Work through the data below line by line and say how many lines hold "Analysis"; give only the number.

-.-.-

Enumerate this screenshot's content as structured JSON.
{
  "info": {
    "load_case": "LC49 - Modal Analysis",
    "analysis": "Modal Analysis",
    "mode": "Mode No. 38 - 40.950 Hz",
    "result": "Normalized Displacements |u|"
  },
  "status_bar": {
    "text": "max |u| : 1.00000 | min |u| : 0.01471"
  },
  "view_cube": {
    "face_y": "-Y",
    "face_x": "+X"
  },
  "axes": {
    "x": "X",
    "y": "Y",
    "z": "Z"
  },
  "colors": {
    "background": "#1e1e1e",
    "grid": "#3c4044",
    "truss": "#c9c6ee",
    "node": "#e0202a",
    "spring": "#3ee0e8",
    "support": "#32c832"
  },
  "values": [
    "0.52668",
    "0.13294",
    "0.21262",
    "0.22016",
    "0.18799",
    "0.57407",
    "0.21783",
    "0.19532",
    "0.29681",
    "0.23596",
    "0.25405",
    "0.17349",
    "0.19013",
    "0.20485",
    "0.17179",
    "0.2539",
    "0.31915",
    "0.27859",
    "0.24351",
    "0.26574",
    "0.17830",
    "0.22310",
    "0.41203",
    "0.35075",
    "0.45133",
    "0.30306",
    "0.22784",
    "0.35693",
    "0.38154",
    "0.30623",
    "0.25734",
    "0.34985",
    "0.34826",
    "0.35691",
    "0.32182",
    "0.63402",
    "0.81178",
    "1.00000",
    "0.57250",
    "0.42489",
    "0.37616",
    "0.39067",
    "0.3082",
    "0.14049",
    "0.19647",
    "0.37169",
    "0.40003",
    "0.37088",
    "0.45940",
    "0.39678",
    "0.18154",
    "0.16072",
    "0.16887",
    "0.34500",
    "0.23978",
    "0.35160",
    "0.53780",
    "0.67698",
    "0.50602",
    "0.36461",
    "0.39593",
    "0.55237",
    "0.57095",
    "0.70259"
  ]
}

-.-.-

● Result of the exercise:
2